What to produce: Set down, in full, every record in the block.
--- Start of Listed records ---
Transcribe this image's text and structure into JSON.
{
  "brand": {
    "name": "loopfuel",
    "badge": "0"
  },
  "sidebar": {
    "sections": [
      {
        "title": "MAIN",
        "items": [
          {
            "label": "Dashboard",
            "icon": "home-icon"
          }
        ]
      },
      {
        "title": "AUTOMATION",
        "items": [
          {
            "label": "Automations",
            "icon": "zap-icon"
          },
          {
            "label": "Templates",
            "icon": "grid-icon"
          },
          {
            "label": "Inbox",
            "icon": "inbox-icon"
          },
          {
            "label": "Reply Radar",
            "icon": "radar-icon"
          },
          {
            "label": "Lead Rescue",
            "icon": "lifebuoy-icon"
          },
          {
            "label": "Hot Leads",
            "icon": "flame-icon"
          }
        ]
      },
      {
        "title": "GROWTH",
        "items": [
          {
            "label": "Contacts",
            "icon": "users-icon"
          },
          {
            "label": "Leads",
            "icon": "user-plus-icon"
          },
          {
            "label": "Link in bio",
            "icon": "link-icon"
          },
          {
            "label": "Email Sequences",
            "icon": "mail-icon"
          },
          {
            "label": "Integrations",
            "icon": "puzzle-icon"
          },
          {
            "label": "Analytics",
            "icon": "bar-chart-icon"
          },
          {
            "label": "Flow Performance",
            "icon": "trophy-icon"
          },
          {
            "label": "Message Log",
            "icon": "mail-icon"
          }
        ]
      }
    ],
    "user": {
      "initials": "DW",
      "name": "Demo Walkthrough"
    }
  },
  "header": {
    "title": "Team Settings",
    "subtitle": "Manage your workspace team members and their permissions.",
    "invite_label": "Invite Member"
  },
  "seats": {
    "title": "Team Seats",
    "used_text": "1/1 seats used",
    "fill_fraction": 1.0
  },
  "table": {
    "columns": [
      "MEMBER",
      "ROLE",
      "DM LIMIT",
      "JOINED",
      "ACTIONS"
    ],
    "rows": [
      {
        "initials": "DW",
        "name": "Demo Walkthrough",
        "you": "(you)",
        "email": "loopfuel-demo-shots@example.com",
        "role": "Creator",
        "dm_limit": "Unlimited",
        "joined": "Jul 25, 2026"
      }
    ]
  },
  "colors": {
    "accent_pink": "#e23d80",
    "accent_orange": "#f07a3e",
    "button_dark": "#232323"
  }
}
--- End of Listed records ---
Solution below:
Transcribe this image's text and structure into JSON.
{
  "brand": {
    "name": "loopfuel",
    "badge": "0"
  },
  "sidebar": {
    "sections": [
      {
        "title": "MAIN",
        "items": [
          {
            "label": "Dashboard",
            "icon": "home-icon"
          }
        ]
      },
      {
        "title": "AUTOMATION",
        "items": [
          {
            "label": "Automations",
            "icon": "zap-icon"
          },
          {
            "label": "Templates",
            "icon": "grid-icon"
          },
          {
            "label": "Inbox",
            "icon": "inbox-icon"
          },
          {
            "label": "Reply Radar",
            "icon": "radar-icon"
          },
          {
            "label": "Lead Rescue",
            "icon": "lifebuoy-icon"
          },
          {
            "label": "Hot Leads",
            "icon": "flame-icon"
          }
        ]
      },
      {
        "title": "GROWTH",
        "items": [
          {
            "label": "Contacts",
            "icon": "users-icon"
          },
          {
            "label": "Leads",
            "icon": "user-plus-icon"
          },
          {
            "label": "Link in bio",
            "icon": "link-icon"
          },
          {
            "label": "Email Sequences",
            "icon": "mail-icon"
          },
          {
            "label": "Integrations",
            "icon": "puzzle-icon"
          },
          {
            "label": "Analytics",
            "icon": "bar-chart-icon"
          },
          {
            "label": "Flow Performance",
            "icon": "trophy-icon"
          },
          {
            "label": "Message Log",
            "icon": "mail-icon"
          }
        ]
      }
    ],
    "user": {
      "initials": "DW",
      "name": "Demo Walkthrough"
    }
  },
  "header": {
    "title": "Team Settings",
    "subtitle": "Manage your workspace team members and their permissions.",
    "invite_label": "Invite Member"
  },
  "seats": {
    "title": "Team Seats",
    "used_text": "1/1 seats used",
    "fill_fraction": 1.0
  },
  "table": {
    "columns": [
      "MEMBER",
      "ROLE",
      "DM LIMIT",
      "JOINED",
      "ACTIONS"
    ],
    "rows": [
      {
        "initials": "DW",
        "name": "Demo Walkthrough",
        "you": "(you)",
        "email": "loopfuel-demo-shots@example.com",
        "role": "Creator",
        "dm_limit": "Unlimited",
        "joined": "Jul 25, 2026"
      }
    ]
  },
  "colors": {
    "accent_pink": "#e23d80",
    "accent_orange": "#f07a3e",
    "button_dark": "#232323"
  }
}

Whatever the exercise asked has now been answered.